[Given task]:
Your task is to copy the material exactly.

──────── Stored rows ────────

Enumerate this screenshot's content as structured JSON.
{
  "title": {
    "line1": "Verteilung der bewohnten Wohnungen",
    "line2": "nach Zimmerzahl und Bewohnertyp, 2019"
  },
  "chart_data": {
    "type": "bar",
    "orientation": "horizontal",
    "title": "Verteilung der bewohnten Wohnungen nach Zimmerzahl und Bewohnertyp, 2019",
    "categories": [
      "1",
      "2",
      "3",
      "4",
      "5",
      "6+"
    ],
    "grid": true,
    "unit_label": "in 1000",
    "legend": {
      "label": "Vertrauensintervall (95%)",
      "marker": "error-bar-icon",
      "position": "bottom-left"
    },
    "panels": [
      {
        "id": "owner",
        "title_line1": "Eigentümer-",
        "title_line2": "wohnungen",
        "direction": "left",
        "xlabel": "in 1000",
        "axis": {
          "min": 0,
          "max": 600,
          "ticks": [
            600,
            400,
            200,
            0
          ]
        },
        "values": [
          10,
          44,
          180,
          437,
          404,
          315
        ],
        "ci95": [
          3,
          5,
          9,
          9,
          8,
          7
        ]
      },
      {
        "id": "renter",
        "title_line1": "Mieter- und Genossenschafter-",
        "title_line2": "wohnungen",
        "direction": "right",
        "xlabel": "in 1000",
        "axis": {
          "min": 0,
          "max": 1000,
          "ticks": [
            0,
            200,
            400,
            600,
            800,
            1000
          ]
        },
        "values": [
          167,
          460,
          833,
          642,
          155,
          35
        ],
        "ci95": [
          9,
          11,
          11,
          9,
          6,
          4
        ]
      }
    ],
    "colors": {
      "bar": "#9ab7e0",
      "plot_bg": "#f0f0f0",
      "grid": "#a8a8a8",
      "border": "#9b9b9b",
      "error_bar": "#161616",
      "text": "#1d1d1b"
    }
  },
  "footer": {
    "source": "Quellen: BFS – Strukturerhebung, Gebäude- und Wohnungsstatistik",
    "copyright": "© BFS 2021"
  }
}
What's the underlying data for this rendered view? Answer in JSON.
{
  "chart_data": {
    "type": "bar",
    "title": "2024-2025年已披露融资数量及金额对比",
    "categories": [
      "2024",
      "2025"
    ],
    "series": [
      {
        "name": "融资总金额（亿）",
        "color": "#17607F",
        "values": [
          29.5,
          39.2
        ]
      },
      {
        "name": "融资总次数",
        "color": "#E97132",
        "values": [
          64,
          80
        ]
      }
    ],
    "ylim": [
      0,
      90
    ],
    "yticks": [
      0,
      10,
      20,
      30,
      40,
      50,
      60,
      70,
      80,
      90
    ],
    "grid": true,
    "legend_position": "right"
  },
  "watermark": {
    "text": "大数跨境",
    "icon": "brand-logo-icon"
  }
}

────────

[Exercise answer]:
Enumerate this screenshot's content as structured JSON.
{
  "title": {
    "line1": "Verteilung der bewohnten Wohnungen",
    "line2": "nach Zimmerzahl und Bewohnertyp, 2019"
  },
  "chart_data": {
    "type": "bar",
    "orientation": "horizontal",
    "title": "Verteilung der bewohnten Wohnungen nach Zimmerzahl und Bewohnertyp, 2019",
    "categories": [
      "1",
      "2",
      "3",
      "4",
      "5",
      "6+"
    ],
    "grid": true,
    "unit_label": "in 1000",
    "legend": {
      "label": "Vertrauensintervall (95%)",
      "marker": "error-bar-icon",
      "position": "bottom-left"
    },
    "panels": [
      {
        "id": "owner",
        "title_line1": "Eigentümer-",
        "title_line2": "wohnungen",
        "direction": "left",
        "xlabel": "in 1000",
        "axis": {
          "min": 0,
          "max": 600,
          "ticks": [
            600,
            400,
            200,
            0
          ]
        },
        "values": [
          10,
          44,
          180,
          437,
          404,
          315
        ],
        "ci95": [
          3,
          5,
          9,
          9,
          8,
          7
        ]
      },
      {
        "id": "renter",
        "title_line1": "Mieter- und Genossenschafter-",
        "title_line2": "wohnungen",
        "direction": "right",
        "xlabel": "in 1000",
        "axis": {
          "min": 0,
          "max": 1000,
          "ticks": [
            0,
            200,
            400,
            600,
            800,
            1000
          ]
        },
        "values": [
          167,
          460,
          833,
          642,
          155,
          35
        ],
        "ci95": [
          9,
          11,
          11,
          9,
          6,
          4
        ]
      }
    ],
    "colors": {
      "bar": "#9ab7e0",
      "plot_bg": "#f0f0f0",
      "grid": "#a8a8a8",
      "border": "#9b9b9b",
      "error_bar": "#161616",
      "text": "#1d1d1b"
    }
  },
  "footer": {
    "source": "Quellen: BFS – Strukturerhebung, Gebäude- und Wohnungsstatistik",
    "copyright": "© BFS 2021"
  }
}
What's the underlying data for this rendered view? Answer in JSON.
{
  "chart_data": {
    "type": "bar",
    "title": "2024-2025年已披露融资数量及金额对比",
    "categories": [
      "2024",
      "2025"
    ],
    "series": [
      {
        "name": "融资总金额（亿）",
        "color": "#17607F",
        "values": [
          29.5,
          39.2
        ]
      },
      {
        "name": "融资总次数",
        "color": "#E97132",
        "values": [
          64,
          80
        ]
      }
    ],
    "ylim": [
      0,
      90
    ],
    "yticks": [
      0,
      10,
      20,
      30,
      40,
      50,
      60,
      70,
      80,
      90
    ],
    "grid": true,
    "legend_position": "right"
  },
  "watermark": {
    "text": "大数跨境",
    "icon": "brand-logo-icon"
  }
}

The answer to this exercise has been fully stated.